-- START Material for this task --

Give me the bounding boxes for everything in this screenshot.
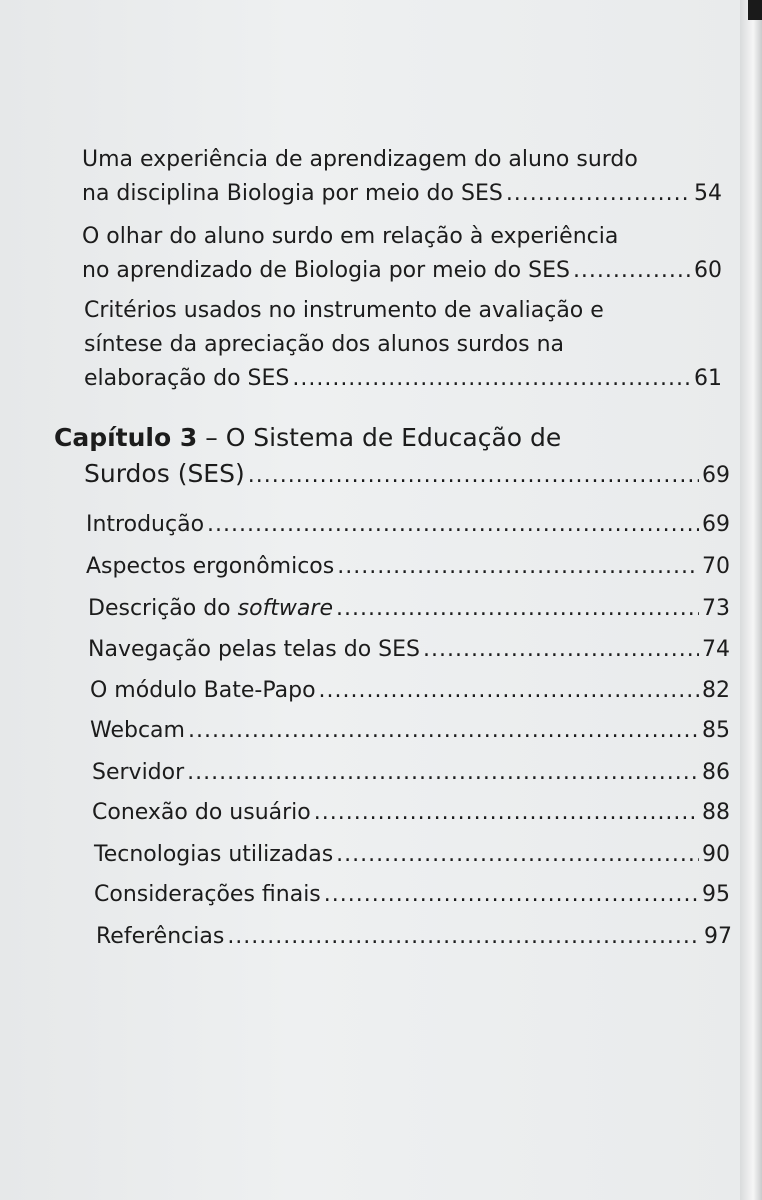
dot-leader <box>337 550 699 584</box>
toc-subentry-title: Descrição do software <box>88 596 333 621</box>
page-corner <box>748 0 762 20</box>
page-number: 69 <box>702 463 730 488</box>
dot-leader <box>319 674 699 708</box>
chapter-title: O Sistema de Educação de <box>225 423 562 452</box>
dot-leader <box>423 633 699 667</box>
dot-leader <box>187 756 699 790</box>
dot-leader <box>188 714 699 748</box>
page-number: 97 <box>704 924 732 949</box>
toc-entry-line: no aprendizado de Biologia por meio do SES <box>82 258 570 283</box>
page-number: 74 <box>702 637 730 662</box>
page-number: 70 <box>702 554 730 579</box>
toc-entry-line: elaboração do SES <box>84 366 290 391</box>
toc-subentry[interactable] <box>88 592 730 626</box>
toc-entry-line: síntese da apreciação dos alunos surdos na <box>84 332 565 357</box>
dot-leader <box>248 458 699 494</box>
toc-subentry-title: Referências <box>96 924 225 949</box>
dot-leader <box>207 508 699 542</box>
toc-entry[interactable] <box>84 294 722 396</box>
toc-entry[interactable] <box>82 220 722 288</box>
dot-leader <box>314 796 699 830</box>
page-number: 82 <box>702 678 730 703</box>
toc-subentry-title: Considerações finais <box>94 882 321 907</box>
toc-subentry[interactable] <box>96 920 732 954</box>
chapter-title-cont: Surdos (SES) <box>84 459 245 488</box>
toc-subentry-title: Introdução <box>86 512 205 537</box>
dot-leader <box>336 592 699 626</box>
chapter-label: Capítulo 3 <box>54 423 198 452</box>
toc-subentry[interactable] <box>88 633 730 667</box>
page-number: 88 <box>702 800 730 825</box>
dot-leader <box>336 838 699 872</box>
toc-subentry-title-italic: software <box>237 596 333 621</box>
dot-leader <box>573 254 691 288</box>
page-number: 86 <box>702 760 730 785</box>
chapter-dash: – <box>197 423 226 452</box>
dot-leader <box>292 362 691 396</box>
toc-subentry-title: O módulo Bate-Papo <box>90 678 316 703</box>
page-number: 90 <box>702 842 730 867</box>
toc-subentry-title: Servidor <box>92 760 185 785</box>
toc-entry-line: na disciplina Biologia por meio do SES <box>82 181 503 206</box>
toc-entry-line: Critérios usados no instrumento de avaliação e <box>84 298 604 323</box>
toc-subentry[interactable] <box>94 838 730 872</box>
toc-subentry[interactable] <box>86 550 730 584</box>
toc-subentry[interactable] <box>90 674 730 708</box>
toc-subentry-title: Conexão do usuário <box>92 800 311 825</box>
toc-subentry[interactable] <box>92 756 730 790</box>
page-number: 69 <box>702 512 730 537</box>
toc-subentry[interactable] <box>94 878 730 912</box>
toc-subentry-title: Tecnologias utilizadas <box>94 842 334 867</box>
page-number: 60 <box>694 258 722 283</box>
toc-subentry-title: Aspectos ergonômicos <box>86 554 335 579</box>
toc-subentry[interactable] <box>86 508 730 542</box>
page-number: 73 <box>702 596 730 621</box>
dot-leader <box>324 878 699 912</box>
page-number: 85 <box>702 718 730 743</box>
chapter-heading[interactable] <box>54 420 730 494</box>
page-number: 61 <box>694 366 722 391</box>
toc-subentry[interactable] <box>92 796 730 830</box>
toc-entry-line: Uma experiência de aprendizagem do aluno surdo <box>82 147 638 172</box>
dot-leader <box>506 177 691 211</box>
toc-entry-line: O olhar do aluno surdo em relação à experiência <box>82 224 619 249</box>
toc-subentry-title: Navegação pelas telas do SES <box>88 637 420 662</box>
page-number: 54 <box>694 181 722 206</box>
dot-leader <box>227 920 701 954</box>
toc-subentry[interactable] <box>90 714 730 748</box>
page-edge <box>740 0 762 1200</box>
page-number: 95 <box>702 882 730 907</box>
toc-entry[interactable] <box>82 143 722 211</box>
toc-subentry-title: Webcam <box>90 718 185 743</box>
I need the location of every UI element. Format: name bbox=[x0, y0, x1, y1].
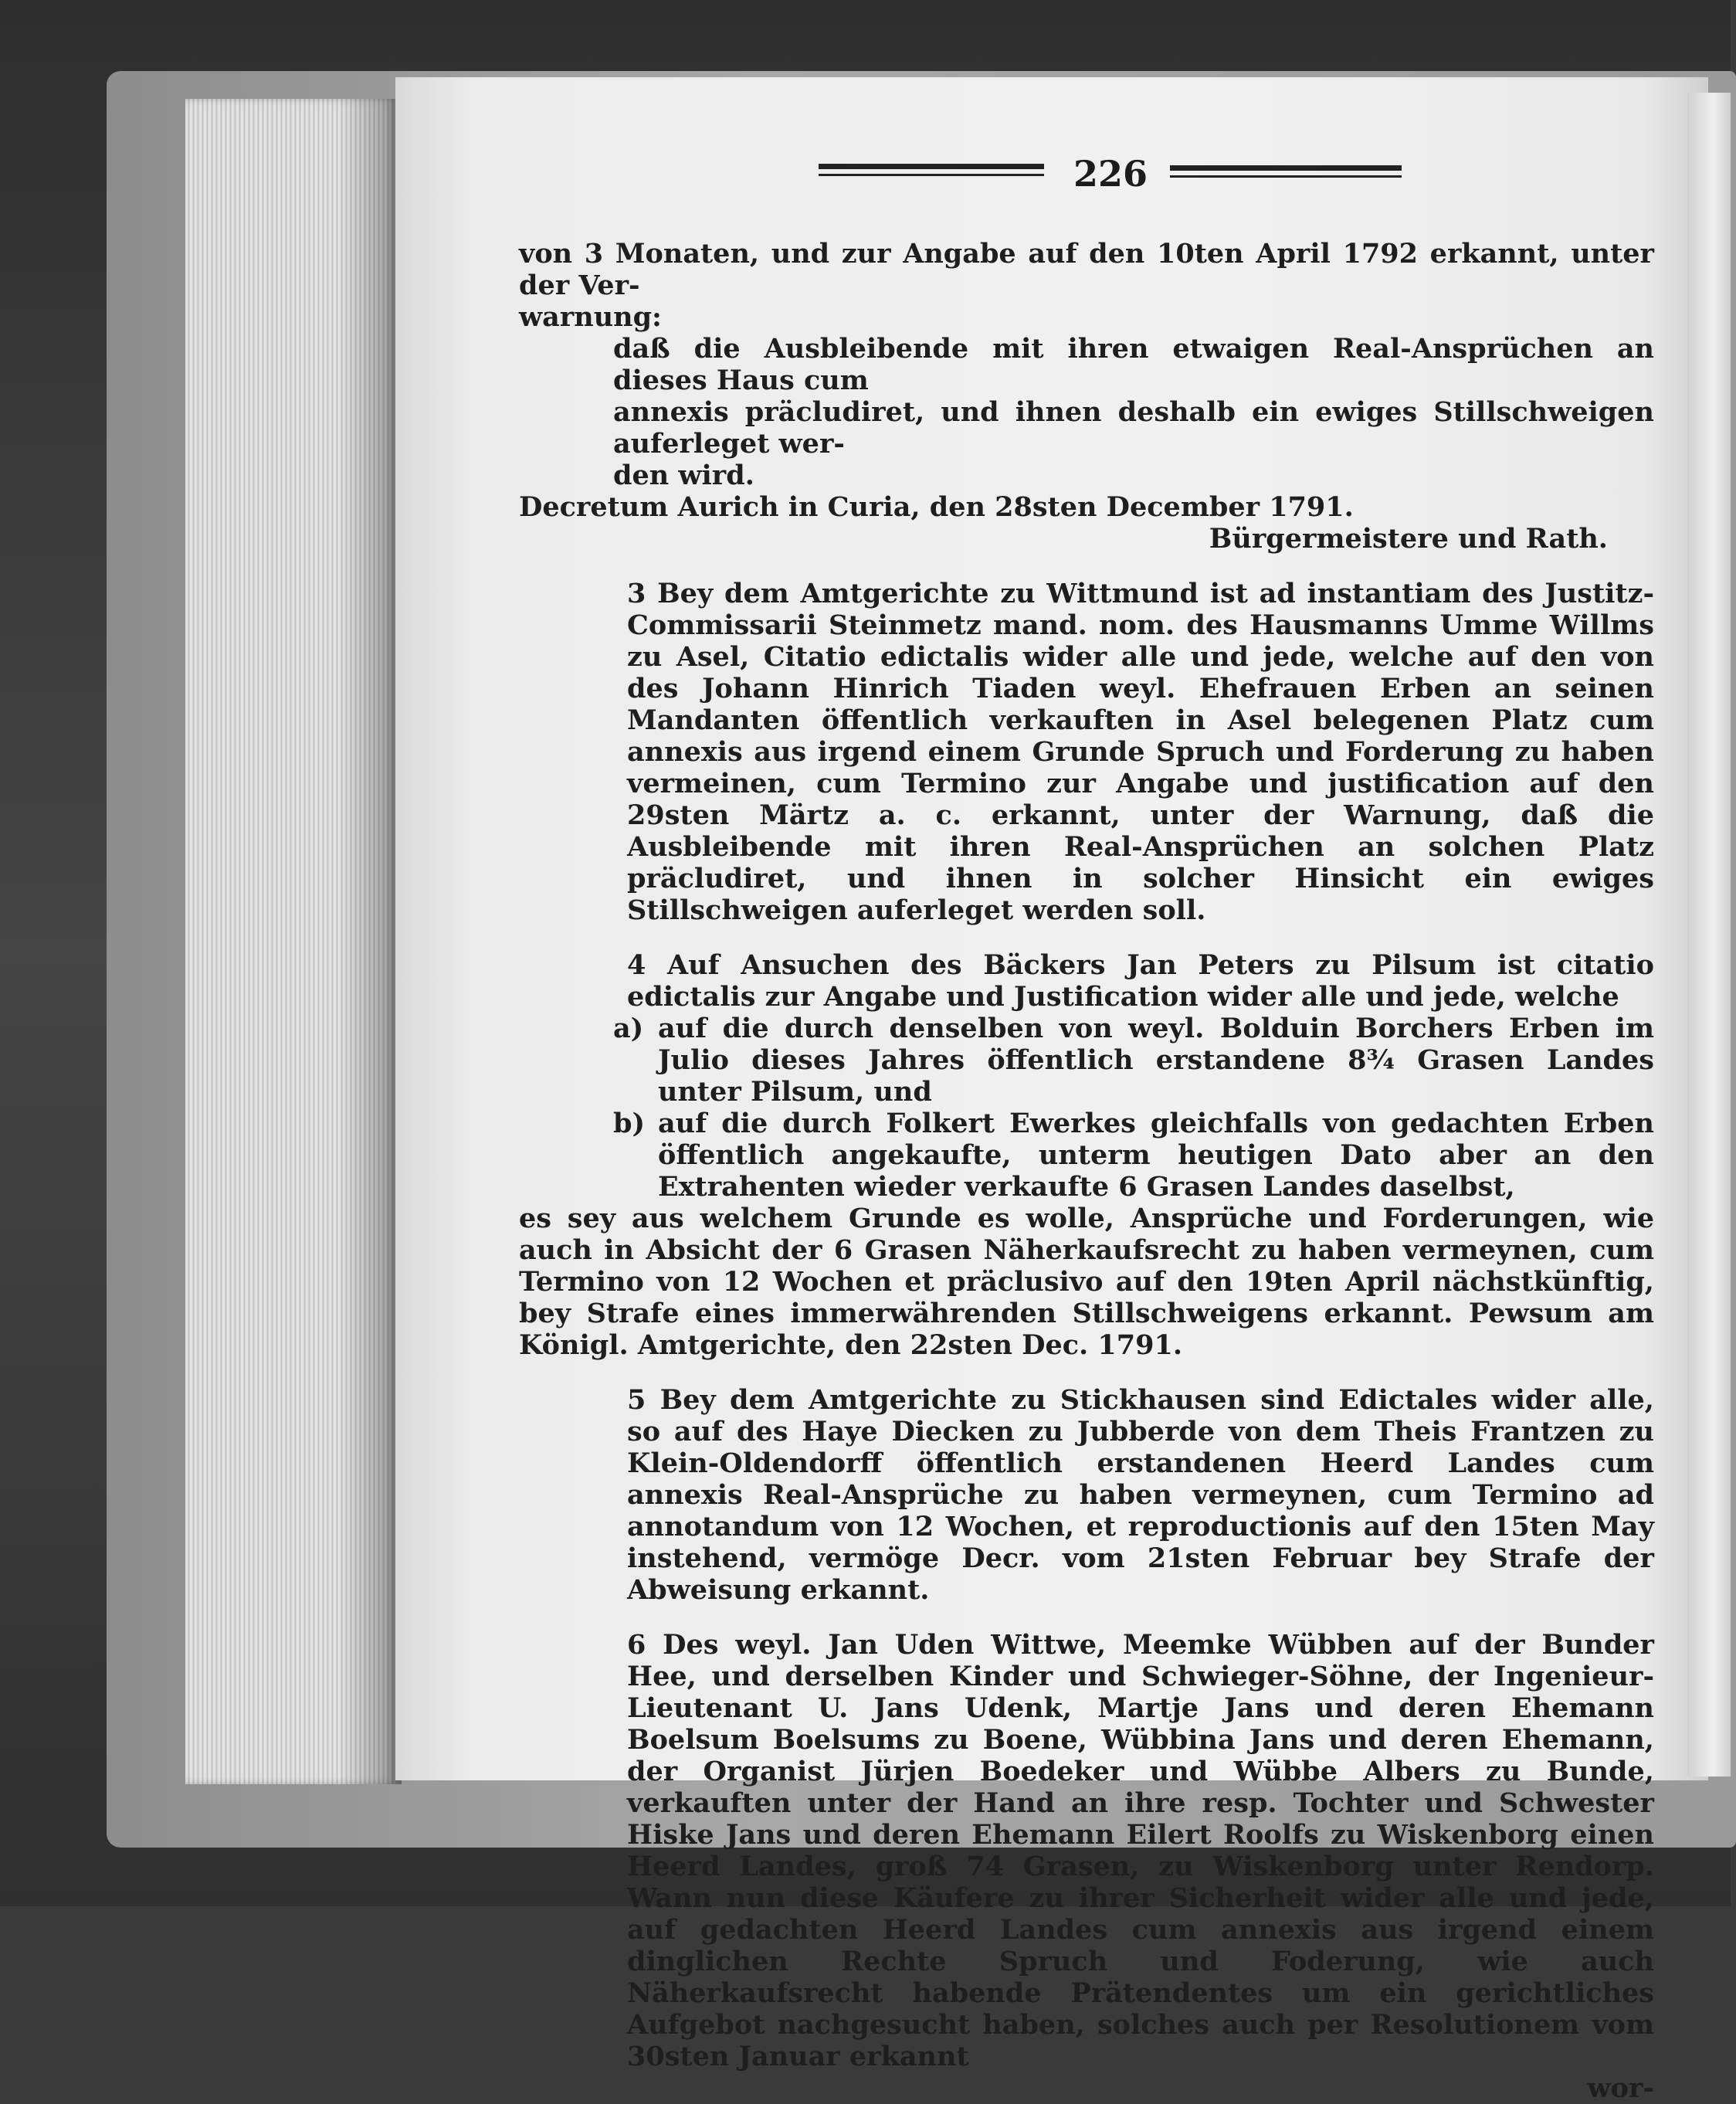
list-item-text: auf die durch Folkert Ewerkes gleichfalls von gedachten Erben öffentlich angekaufte, unterm heutigen Dato aber an den Extrahenten wieder verkaufte 6 Grasen Landes daselbst, bbox=[658, 1108, 1654, 1203]
paragraph-gap bbox=[519, 1606, 1654, 1629]
rule-line bbox=[819, 174, 1044, 176]
rule-line bbox=[1170, 165, 1402, 171]
signature-line: Bürgermeistere und Rath. bbox=[1209, 523, 1608, 555]
rule-line bbox=[819, 164, 1044, 169]
list-marker: b) bbox=[613, 1108, 646, 1139]
page-stack-shadow bbox=[340, 99, 402, 1784]
header-rule-left bbox=[819, 164, 1044, 184]
paragraph-gap bbox=[519, 926, 1654, 949]
book-gutter bbox=[1687, 93, 1731, 1777]
paragraph-line: warnung: bbox=[519, 301, 662, 333]
list-item-a bbox=[519, 1013, 1654, 1108]
decree-line: Decretum Aurich in Curia, den 28sten December 1791. bbox=[519, 491, 1354, 523]
page-number: 226 bbox=[1073, 153, 1148, 195]
quoted-warning-line: den wird. bbox=[613, 460, 754, 491]
page-body bbox=[519, 238, 1654, 2104]
list-item-text: auf die durch denselben von weyl. Bolduin Borchers Erben im Julio dieses Jahres öffentlich erstandene 8¾ Grasen Landes unter Pilsum, und bbox=[658, 1013, 1654, 1108]
list-marker: a) bbox=[613, 1013, 644, 1044]
paragraph-5: 5 Bey dem Amtgerichte zu Stickhausen sind Edictales wider alle, so auf des Haye Diecken zu Jubberde von dem Theis Frantzen zu Klein-Oldendorff öffentlich erstandenen Heerd Landes cum annexis Real-Ansprüche zu haben vermeynen, cum Termino ad annotandum von 12 Wochen, et reproductionis auf den 15ten May instehend, vermöge Decr. vom 21sten Februar bey Strafe der Abweisung erkannt. bbox=[627, 1384, 1654, 1606]
paragraph-3: 3 Bey dem Amtgerichte zu Wittmund ist ad instantiam des Justitz-Commissarii Steinmetz mand. nom. des Hausmanns Umme Willms zu Asel, Citatio edictalis wider alle und jede, welche auf den von des Johann Hinrich Tiaden weyl. Ehefrauen Erben an seinen Mandanten öffentlich verkauften in Asel belegenen Platz cum annexis aus irgend einem Grunde Spruch und Forderung zu haben vermeinen, cum Termino zur Angabe und justification auf den 29sten Märtz a. c. erkannt, unter der Warnung, daß die Ausbleibende mit ihren Real-Ansprüchen an solchen Platz präcludiret, und ihnen in solcher Hinsicht ein ewiges Stillschweigen auferleget werden soll. bbox=[627, 578, 1654, 926]
catchword: wor- bbox=[1587, 2072, 1654, 2104]
quoted-warning-line: daß die Ausbleibende mit ihren etwaigen Real-Ansprüchen an dieses Haus cum bbox=[613, 333, 1654, 396]
paragraph-gap bbox=[519, 1361, 1654, 1384]
page-header bbox=[819, 153, 1683, 199]
rule-line bbox=[1170, 175, 1402, 178]
paragraph-gap bbox=[519, 555, 1654, 578]
quoted-warning-line: annexis präcludiret, und ihnen deshalb ein ewiges Stillschweigen auferleget wer- bbox=[613, 396, 1654, 460]
list-item-b bbox=[519, 1108, 1654, 1203]
paragraph-4-intro: 4 Auf Ansuchen des Bäckers Jan Peters zu Pilsum ist citatio edictalis zur Angabe und Justification wider alle und jede, welche bbox=[627, 949, 1654, 1013]
paragraph-4-conclusion: es sey aus welchem Grunde es wolle, Ansprüche und Forderungen, wie auch in Absicht der 6 Grasen Näherkaufsrecht zu haben vermeynen, cum Termino von 12 Wochen et präclusivo auf den 19ten April nächstkünftig, bey Strafe eines immerwährenden Stillschweigens erkannt. Pewsum am Königl. Amtgerichte, den 22sten Dec. 1791. bbox=[519, 1203, 1654, 1361]
header-rule-right bbox=[1170, 165, 1402, 185]
paragraph-line: von 3 Monaten, und zur Angabe auf den 10ten April 1792 erkannt, unter der Ver- bbox=[519, 238, 1654, 301]
paragraph-6: 6 Des weyl. Jan Uden Wittwe, Meemke Wübben auf der Bunder Hee, und derselben Kinder und Schwieger-Söhne, der Ingenieur-Lieutenant U. Jans Udenk, Martje Jans und deren Ehemann Boelsum Boelsums zu Boene, Wübbina Jans und deren Ehemann, der Organist Jürjen Boedeker und Wübbe Albers zu Bunde, verkauften unter der Hand an ihre resp. Tochter und Schwester Hiske Jans und deren Ehemann Eilert Roolfs zu Wiskenborg einen Heerd Landes, groß 74 Grasen, zu Wiskenborg unter Rendorp. Wann nun diese Käufere zu ihrer Sicherheit wider alle und jede, auf gedachten Heerd Landes cum annexis aus irgend einem dinglichen Rechte Spruch und Foderung, wie auch Näherkaufsrecht habende Prätendentes um ein gerichtliches Aufgebot nachgesucht haben, solches auch per Resolutionem vom 30sten Januar erkannt bbox=[627, 1629, 1654, 2072]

-- END Material for this task --

» **Written problem**: Reproduce without any change the records from the line with "dot-leader <box>337 550 699 584</box>" up to and including the line with "dot-leader <box>207 508 699 542</box>".

» **Output for this task**:
dot-leader <box>337 550 699 584</box>
toc-subentry-title: Descrição do software <box>88 596 333 621</box>
page-corner <box>748 0 762 20</box>
page-number: 69 <box>702 463 730 488</box>
dot-leader <box>319 674 699 708</box>
chapter-title: O Sistema de Educação de <box>225 423 562 452</box>
dot-leader <box>423 633 699 667</box>
dot-leader <box>187 756 699 790</box>
dot-leader <box>188 714 699 748</box>
page-number: 97 <box>704 924 732 949</box>
toc-entry-line: no aprendizado de Biologia por meio do SES <box>82 258 570 283</box>
page-number: 74 <box>702 637 730 662</box>
page-number: 70 <box>702 554 730 579</box>
toc-entry-line: elaboração do SES <box>84 366 290 391</box>
toc-subentry[interactable] <box>88 592 730 626</box>
toc-entry-line: síntese da apreciação dos alunos surdos na <box>84 332 565 357</box>
dot-leader <box>248 458 699 494</box>
toc-subentry-title: Referências <box>96 924 225 949</box>
dot-leader <box>207 508 699 542</box>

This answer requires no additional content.